═══ GIVEN DATA ═══

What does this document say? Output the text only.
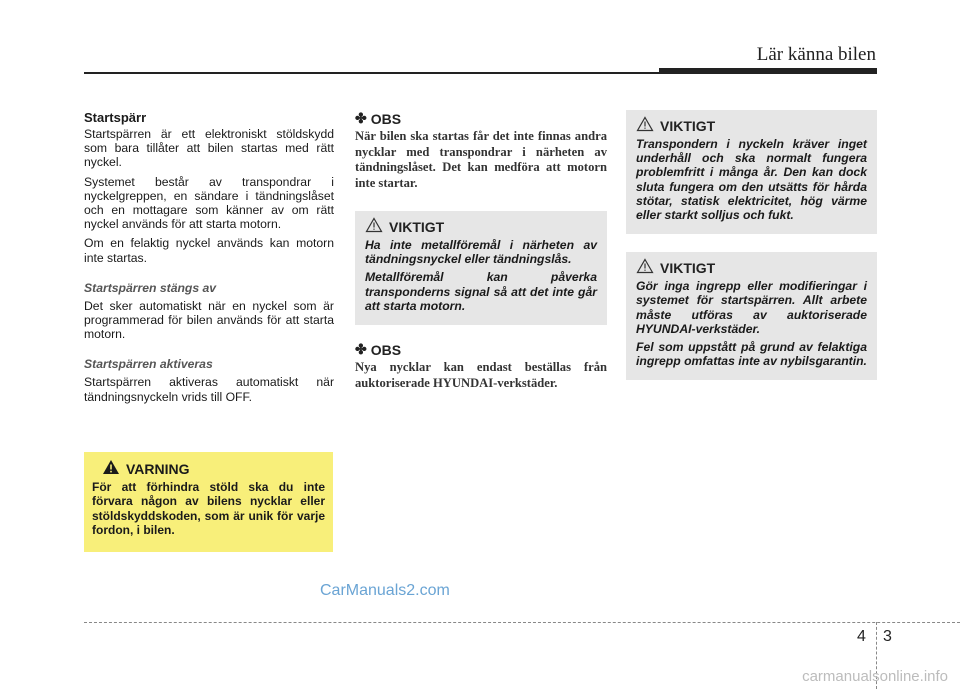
Lär känna bilen
Startspärr

Startspärren är ett elektroniskt stöldskydd som bara tillåter att bilen startas med rätt nyckel.

Systemet består av transpondrar i nyckelgreppen, en sändare i tändningslåset och en mottagare som känner av om rätt nyckel används för att starta motorn.

Om en felaktig nyckel används kan motorn inte startas.

Startspärren stängs av

Det sker automatiskt när en nyckel som är programmerad för bilen används för att starta motorn.

Startspärren aktiveras

Startspärren aktiveras automatiskt när tändningsnyckeln vrids till OFF.

VARNING

För att förhindra stöld ska du inte förvara någon av bilens nycklar eller stöldskyddskoden, som är unik för varje fordon, i bilen.

✤ OBS

När bilen ska startas får det inte finnas andra nycklar med transpondrar i närheten av tändningslåset. Det kan medföra att motorn inte startar.

VIKTIGT

Ha inte metallföremål i närheten av tändningsnyckel eller tändningslås.

Metallföremål kan påverka transponderns signal så att det inte går att starta motorn.

✤ OBS

Nya nycklar kan endast beställas från auktoriserade HYUNDAI-verkstäder.

VIKTIGT

Transpondern i nyckeln kräver inget underhåll och ska normalt fungera problemfritt i många år. Den kan dock sluta fungera om den utsätts för hårda stötar, statisk elektricitet, hög värme eller starkt solljus och fukt.

VIKTIGT

Gör inga ingrepp eller modifieringar i systemet för startspärren. Allt arbete måste utföras av auktoriserade HYUNDAI-verkstäder.

Fel som uppstått på grund av felaktiga ingrepp omfattas inte av nybilsgarantin.

CarManuals2.com
4 3
carmanualsonline.info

═══

Quote the material word for word, dropping any images it holds.

--- ANSWER TO THE TASK ---
What does this document say? Output the text only.
Lär känna bilen
Startspärr

Startspärren är ett elektroniskt stöldskydd som bara tillåter att bilen startas med rätt nyckel.

Systemet består av transpondrar i nyckelgreppen, en sändare i tändningslåset och en mottagare som känner av om rätt nyckel används för att starta motorn.

Om en felaktig nyckel används kan motorn inte startas.

Startspärren stängs av

Det sker automatiskt när en nyckel som är programmerad för bilen används för att starta motorn.

Startspärren aktiveras

Startspärren aktiveras automatiskt när tändningsnyckeln vrids till OFF.

VARNING

För att förhindra stöld ska du inte förvara någon av bilens nycklar eller stöldskyddskoden, som är unik för varje fordon, i bilen.

✤ OBS

När bilen ska startas får det inte finnas andra nycklar med transpondrar i närheten av tändningslåset. Det kan medföra att motorn inte startar.

VIKTIGT

Ha inte metallföremål i närheten av tändningsnyckel eller tändningslås.

Metallföremål kan påverka transponderns signal så att det inte går att starta motorn.

✤ OBS

Nya nycklar kan endast beställas från auktoriserade HYUNDAI-verkstäder.

VIKTIGT

Transpondern i nyckeln kräver inget underhåll och ska normalt fungera problemfritt i många år. Den kan dock sluta fungera om den utsätts för hårda stötar, statisk elektricitet, hög värme eller starkt solljus och fukt.

VIKTIGT

Gör inga ingrepp eller modifieringar i systemet för startspärren. Allt arbete måste utföras av auktoriserade HYUNDAI-verkstäder.

Fel som uppstått på grund av felaktiga ingrepp omfattas inte av nybilsgarantin.

CarManuals2.com
4 3
carmanualsonline.info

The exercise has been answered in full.